(Saved data entries)

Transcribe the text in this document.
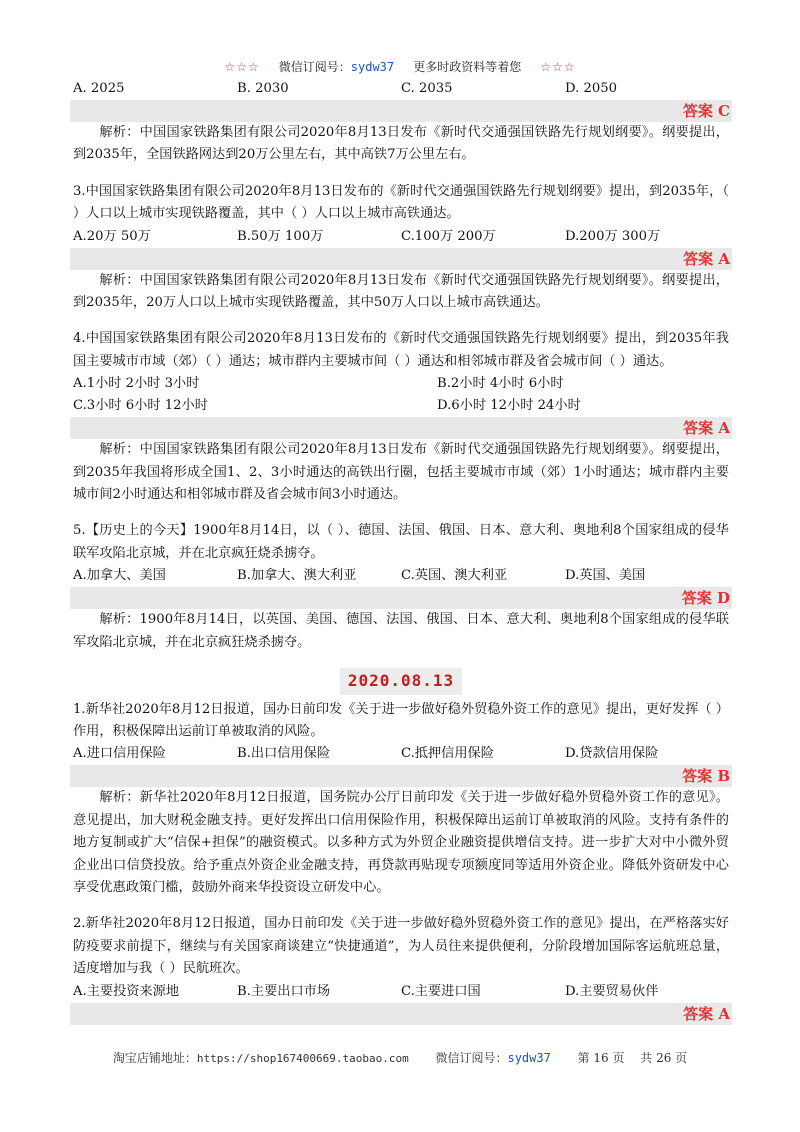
☆☆☆ 微信订阅号：sydw37 更多时政资料等着您 ☆☆☆
A. 2025	B. 2030	C. 2035	D. 2050
答案 C
解析：中国国家铁路集团有限公司2020年8月13日发布《新时代交通强国铁路先行规划纲要》。纲要提出，到2035年，全国铁路网达到20万公里左右，其中高铁7万公里左右。
3.中国国家铁路集团有限公司2020年8月13日发布的《新时代交通强国铁路先行规划纲要》提出，到2035年，（ ）人口以上城市实现铁路覆盖，其中（ ）人口以上城市高铁通达。
A.20万 50万	B.50万 100万	C.100万 200万	D.200万 300万
答案 A
解析：中国国家铁路集团有限公司2020年8月13日发布《新时代交通强国铁路先行规划纲要》。纲要提出，到2035年，20万人口以上城市实现铁路覆盖，其中50万人口以上城市高铁通达。
4.中国国家铁路集团有限公司2020年8月13日发布的《新时代交通强国铁路先行规划纲要》提出，到2035年我国主要城市市域（郊）（ ）通达；城市群内主要城市间（ ）通达和相邻城市群及省会城市间（ ）通达。
A.1小时 2小时 3小时	B.2小时 4小时 6小时
C.3小时 6小时 12小时	D.6小时 12小时 24小时
答案 A
解析：中国国家铁路集团有限公司2020年8月13日发布《新时代交通强国铁路先行规划纲要》。纲要提出，到2035年我国将形成全国1、2、3小时通达的高铁出行圈，包括主要城市市域（郊）1小时通达；城市群内主要城市间2小时通达和相邻城市群及省会城市间3小时通达。
5.【历史上的今天】1900年8月14日，以（ ）、德国、法国、俄国、日本、意大利、奥地利8个国家组成的侵华联军攻陷北京城，并在北京疯狂烧杀掳夺。
A.加拿大、美国	B.加拿大、澳大利亚	C.英国、澳大利亚	D.英国、美国
答案 D
解析：1900年8月14日，以英国、美国、德国、法国、俄国、日本、意大利、奥地利8个国家组成的侵华联军攻陷北京城，并在北京疯狂烧杀掳夺。
2020.08.13
1.新华社2020年8月12日报道，国办日前印发《关于进一步做好稳外贸稳外资工作的意见》提出，更好发挥（ ）作用，积极保障出运前订单被取消的风险。
A.进口信用保险	B.出口信用保险	C.抵押信用保险	D.贷款信用保险
答案 B
解析：新华社2020年8月12日报道，国务院办公厅日前印发《关于进一步做好稳外贸稳外资工作的意见》。意见提出，加大财税金融支持。更好发挥出口信用保险作用，积极保障出运前订单被取消的风险。支持有条件的地方复制或扩大“信保+担保”的融资模式。以多种方式为外贸企业融资提供增信支持。进一步扩大对中小微外贸企业出口信贷投放。给予重点外资企业金融支持，再贷款再贴现专项额度同等适用外资企业。降低外资研发中心享受优惠政策门槛，鼓励外商来华投资设立研发中心。
2.新华社2020年8月12日报道，国办日前印发《关于进一步做好稳外贸稳外资工作的意见》提出，在严格落实好防疫要求前提下，继续与有关国家商谈建立“快捷通道”，为人员往来提供便利，分阶段增加国际客运航班总量，适度增加与我（ ）民航班次。
A.主要投资来源地	B.主要出口市场	C.主要进口国	D.主要贸易伙伴
答案 A
淘宝店铺地址：https://shop167400669.taobao.com 微信订阅号：sydw37 第 16 页　 共 26 页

§ **Task details**:
Pictures in the records should not appear in your copy, but everything else must be transcribed exactly.

§ **Correct output**:
Transcribe the text in this document.
☆☆☆ 微信订阅号：sydw37 更多时政资料等着您 ☆☆☆
A. 2025	B. 2030	C. 2035	D. 2050
答案 C
解析：中国国家铁路集团有限公司2020年8月13日发布《新时代交通强国铁路先行规划纲要》。纲要提出，到2035年，全国铁路网达到20万公里左右，其中高铁7万公里左右。
3.中国国家铁路集团有限公司2020年8月13日发布的《新时代交通强国铁路先行规划纲要》提出，到2035年，（ ）人口以上城市实现铁路覆盖，其中（ ）人口以上城市高铁通达。
A.20万 50万	B.50万 100万	C.100万 200万	D.200万 300万
答案 A
解析：中国国家铁路集团有限公司2020年8月13日发布《新时代交通强国铁路先行规划纲要》。纲要提出，到2035年，20万人口以上城市实现铁路覆盖，其中50万人口以上城市高铁通达。
4.中国国家铁路集团有限公司2020年8月13日发布的《新时代交通强国铁路先行规划纲要》提出，到2035年我国主要城市市域（郊）（ ）通达；城市群内主要城市间（ ）通达和相邻城市群及省会城市间（ ）通达。
A.1小时 2小时 3小时	B.2小时 4小时 6小时
C.3小时 6小时 12小时	D.6小时 12小时 24小时
答案 A
解析：中国国家铁路集团有限公司2020年8月13日发布《新时代交通强国铁路先行规划纲要》。纲要提出，到2035年我国将形成全国1、2、3小时通达的高铁出行圈，包括主要城市市域（郊）1小时通达；城市群内主要城市间2小时通达和相邻城市群及省会城市间3小时通达。
5.【历史上的今天】1900年8月14日，以（ ）、德国、法国、俄国、日本、意大利、奥地利8个国家组成的侵华联军攻陷北京城，并在北京疯狂烧杀掳夺。
A.加拿大、美国	B.加拿大、澳大利亚	C.英国、澳大利亚	D.英国、美国
答案 D
解析：1900年8月14日，以英国、美国、德国、法国、俄国、日本、意大利、奥地利8个国家组成的侵华联军攻陷北京城，并在北京疯狂烧杀掳夺。
2020.08.13
1.新华社2020年8月12日报道，国办日前印发《关于进一步做好稳外贸稳外资工作的意见》提出，更好发挥（ ）作用，积极保障出运前订单被取消的风险。
A.进口信用保险	B.出口信用保险	C.抵押信用保险	D.贷款信用保险
答案 B
解析：新华社2020年8月12日报道，国务院办公厅日前印发《关于进一步做好稳外贸稳外资工作的意见》。意见提出，加大财税金融支持。更好发挥出口信用保险作用，积极保障出运前订单被取消的风险。支持有条件的地方复制或扩大“信保+担保”的融资模式。以多种方式为外贸企业融资提供增信支持。进一步扩大对中小微外贸企业出口信贷投放。给予重点外资企业金融支持，再贷款再贴现专项额度同等适用外资企业。降低外资研发中心享受优惠政策门槛，鼓励外商来华投资设立研发中心。
2.新华社2020年8月12日报道，国办日前印发《关于进一步做好稳外贸稳外资工作的意见》提出，在严格落实好防疫要求前提下，继续与有关国家商谈建立“快捷通道”，为人员往来提供便利，分阶段增加国际客运航班总量，适度增加与我（ ）民航班次。
A.主要投资来源地	B.主要出口市场	C.主要进口国	D.主要贸易伙伴
答案 A
淘宝店铺地址：https://shop167400669.taobao.com 微信订阅号：sydw37 第 16 页　 共 26 页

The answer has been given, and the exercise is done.